◆ Problem to solve
Using the records that follow, copy every line containing the word "panel".
[Provided data — start]
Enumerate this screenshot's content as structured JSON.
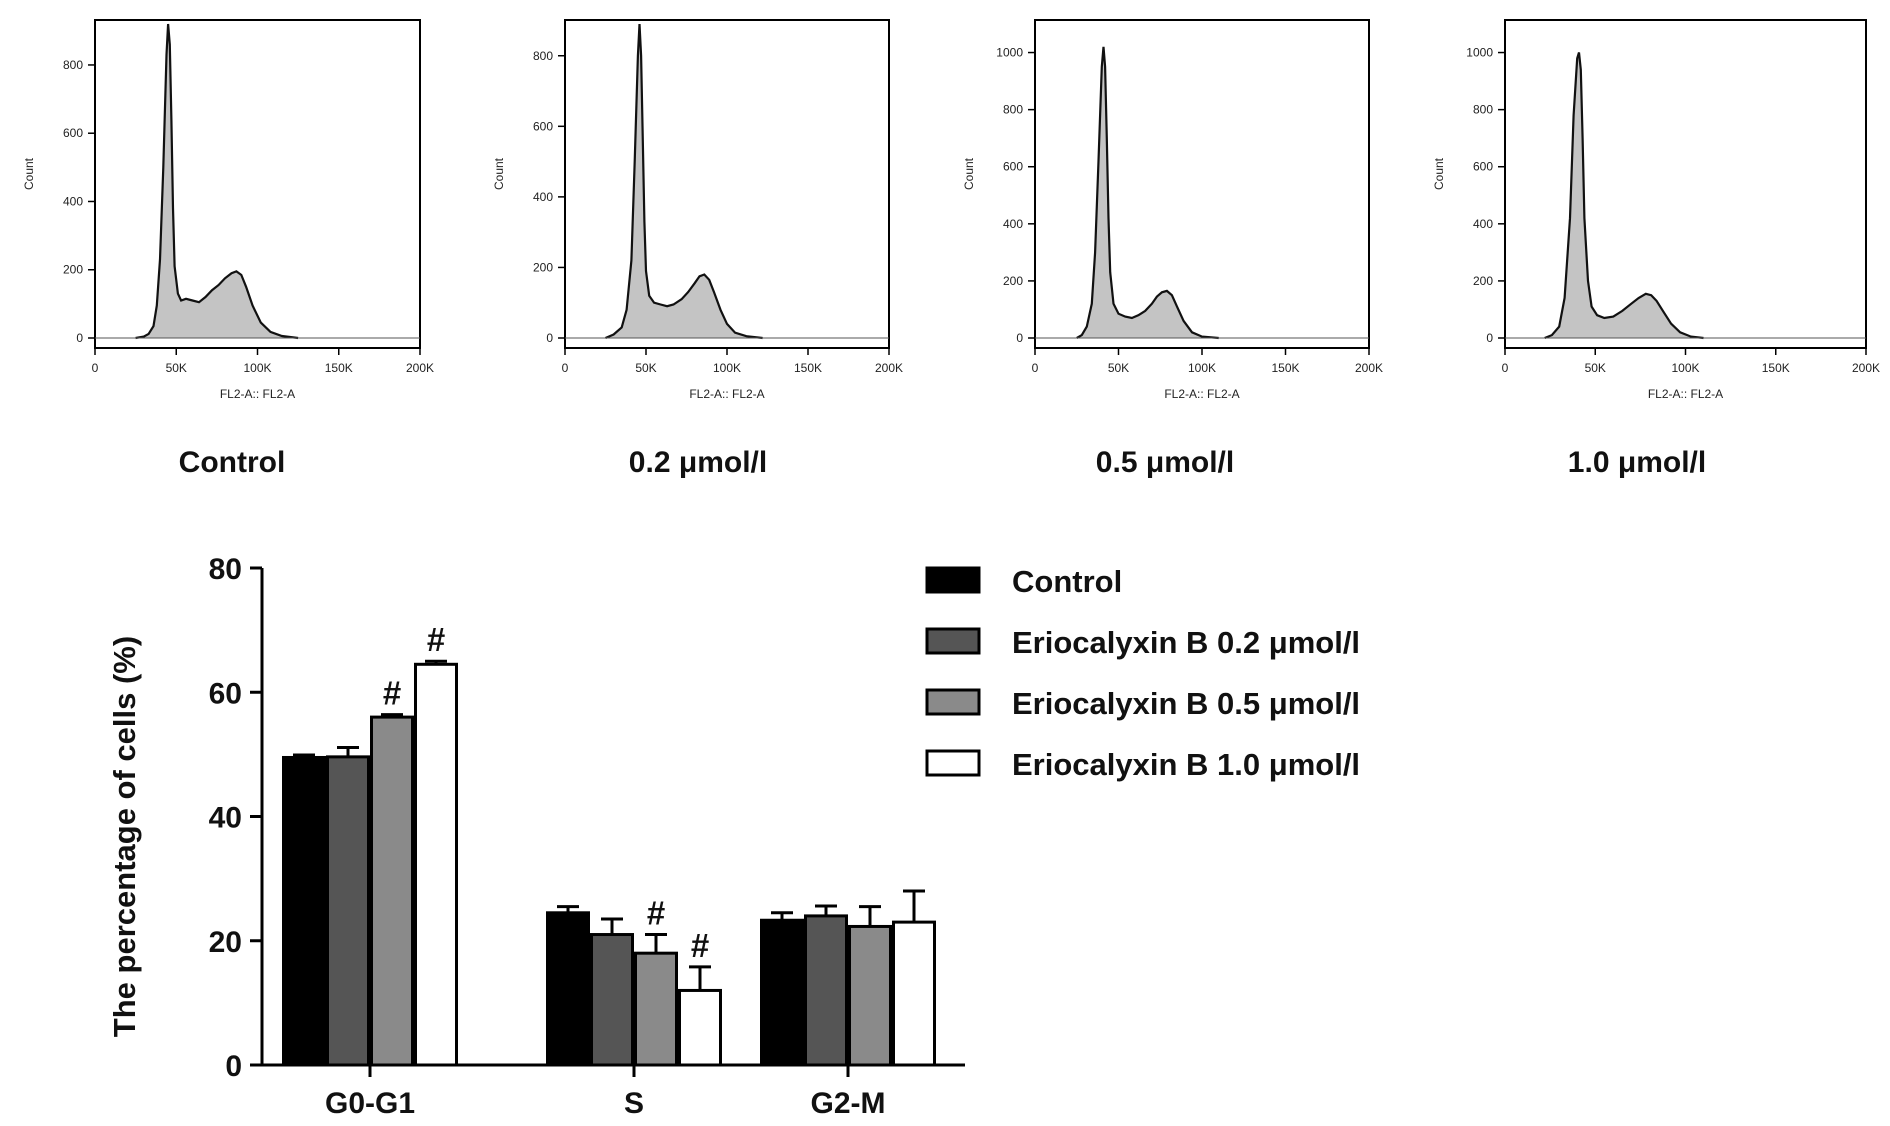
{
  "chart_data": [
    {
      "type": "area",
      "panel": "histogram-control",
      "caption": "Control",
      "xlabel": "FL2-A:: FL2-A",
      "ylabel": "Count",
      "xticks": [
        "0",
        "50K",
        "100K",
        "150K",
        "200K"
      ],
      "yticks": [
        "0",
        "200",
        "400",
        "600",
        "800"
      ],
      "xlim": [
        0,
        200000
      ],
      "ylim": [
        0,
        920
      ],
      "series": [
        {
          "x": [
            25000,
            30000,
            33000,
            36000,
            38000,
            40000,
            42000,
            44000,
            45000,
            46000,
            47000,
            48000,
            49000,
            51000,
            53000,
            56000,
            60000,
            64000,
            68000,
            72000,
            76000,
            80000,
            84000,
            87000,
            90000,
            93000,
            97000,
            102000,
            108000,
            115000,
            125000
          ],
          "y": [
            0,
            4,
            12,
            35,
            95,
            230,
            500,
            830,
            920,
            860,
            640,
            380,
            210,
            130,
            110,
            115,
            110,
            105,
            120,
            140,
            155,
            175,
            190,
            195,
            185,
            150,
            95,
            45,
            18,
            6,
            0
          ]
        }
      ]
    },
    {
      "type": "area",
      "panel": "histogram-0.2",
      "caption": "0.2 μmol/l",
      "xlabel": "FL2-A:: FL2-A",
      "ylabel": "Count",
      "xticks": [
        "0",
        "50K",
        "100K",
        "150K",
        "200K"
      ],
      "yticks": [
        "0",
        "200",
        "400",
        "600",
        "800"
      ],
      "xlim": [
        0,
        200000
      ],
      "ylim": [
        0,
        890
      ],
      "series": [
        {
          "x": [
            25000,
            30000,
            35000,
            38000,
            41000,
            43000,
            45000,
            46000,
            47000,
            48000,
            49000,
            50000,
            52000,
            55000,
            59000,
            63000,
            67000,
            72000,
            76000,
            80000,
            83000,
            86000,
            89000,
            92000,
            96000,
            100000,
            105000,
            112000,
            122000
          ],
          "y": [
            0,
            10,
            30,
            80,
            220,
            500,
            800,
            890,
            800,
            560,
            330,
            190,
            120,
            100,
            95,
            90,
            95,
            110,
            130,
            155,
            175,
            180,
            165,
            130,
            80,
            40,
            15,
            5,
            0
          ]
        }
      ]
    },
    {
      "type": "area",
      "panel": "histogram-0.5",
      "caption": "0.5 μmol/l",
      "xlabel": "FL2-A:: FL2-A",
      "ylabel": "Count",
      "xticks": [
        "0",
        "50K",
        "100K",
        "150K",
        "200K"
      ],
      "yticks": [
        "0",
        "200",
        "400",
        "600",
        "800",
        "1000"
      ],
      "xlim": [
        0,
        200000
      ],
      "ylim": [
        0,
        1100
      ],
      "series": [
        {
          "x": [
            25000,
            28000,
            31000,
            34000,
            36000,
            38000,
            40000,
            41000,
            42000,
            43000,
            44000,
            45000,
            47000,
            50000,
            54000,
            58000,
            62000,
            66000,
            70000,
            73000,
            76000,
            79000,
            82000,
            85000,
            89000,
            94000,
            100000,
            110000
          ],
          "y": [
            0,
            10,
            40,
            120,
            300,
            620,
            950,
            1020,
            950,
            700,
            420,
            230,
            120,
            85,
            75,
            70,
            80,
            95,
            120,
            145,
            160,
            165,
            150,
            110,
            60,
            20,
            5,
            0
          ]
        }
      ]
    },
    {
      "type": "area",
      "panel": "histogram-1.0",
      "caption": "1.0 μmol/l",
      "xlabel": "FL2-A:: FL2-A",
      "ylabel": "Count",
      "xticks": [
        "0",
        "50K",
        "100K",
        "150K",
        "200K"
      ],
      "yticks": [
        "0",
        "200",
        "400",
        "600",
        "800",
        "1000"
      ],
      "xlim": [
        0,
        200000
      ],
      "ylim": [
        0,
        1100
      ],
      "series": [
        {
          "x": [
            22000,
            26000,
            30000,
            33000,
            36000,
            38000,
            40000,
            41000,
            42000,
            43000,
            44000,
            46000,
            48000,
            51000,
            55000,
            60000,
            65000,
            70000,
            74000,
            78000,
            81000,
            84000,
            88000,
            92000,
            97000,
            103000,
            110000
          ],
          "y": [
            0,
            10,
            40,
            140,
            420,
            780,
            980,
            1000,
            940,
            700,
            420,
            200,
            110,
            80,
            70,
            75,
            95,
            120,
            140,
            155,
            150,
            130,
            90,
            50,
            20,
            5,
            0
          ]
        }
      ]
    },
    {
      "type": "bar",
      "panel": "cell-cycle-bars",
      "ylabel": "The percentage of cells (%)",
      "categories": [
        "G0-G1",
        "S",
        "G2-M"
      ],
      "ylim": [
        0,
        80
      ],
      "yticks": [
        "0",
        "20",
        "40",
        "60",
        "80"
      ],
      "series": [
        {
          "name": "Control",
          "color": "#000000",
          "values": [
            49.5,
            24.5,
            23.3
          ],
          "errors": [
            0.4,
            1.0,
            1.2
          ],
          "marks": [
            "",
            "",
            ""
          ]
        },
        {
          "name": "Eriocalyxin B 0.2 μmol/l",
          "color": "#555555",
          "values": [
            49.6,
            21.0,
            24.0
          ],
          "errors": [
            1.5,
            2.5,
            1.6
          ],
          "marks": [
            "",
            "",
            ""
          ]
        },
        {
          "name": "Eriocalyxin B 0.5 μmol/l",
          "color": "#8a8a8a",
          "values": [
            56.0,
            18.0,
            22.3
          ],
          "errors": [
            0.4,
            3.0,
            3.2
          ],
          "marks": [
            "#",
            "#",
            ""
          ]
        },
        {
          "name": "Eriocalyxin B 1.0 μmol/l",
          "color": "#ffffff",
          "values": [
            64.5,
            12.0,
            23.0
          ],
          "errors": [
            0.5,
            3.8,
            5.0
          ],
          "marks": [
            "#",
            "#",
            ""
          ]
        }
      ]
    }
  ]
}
[Provided data — finish]
◆ Solution for this problem
      "panel": "histogram-control",
      "panel": "histogram-0.2",
      "panel": "histogram-0.5",
      "panel": "histogram-1.0",
      "panel": "cell-cycle-bars",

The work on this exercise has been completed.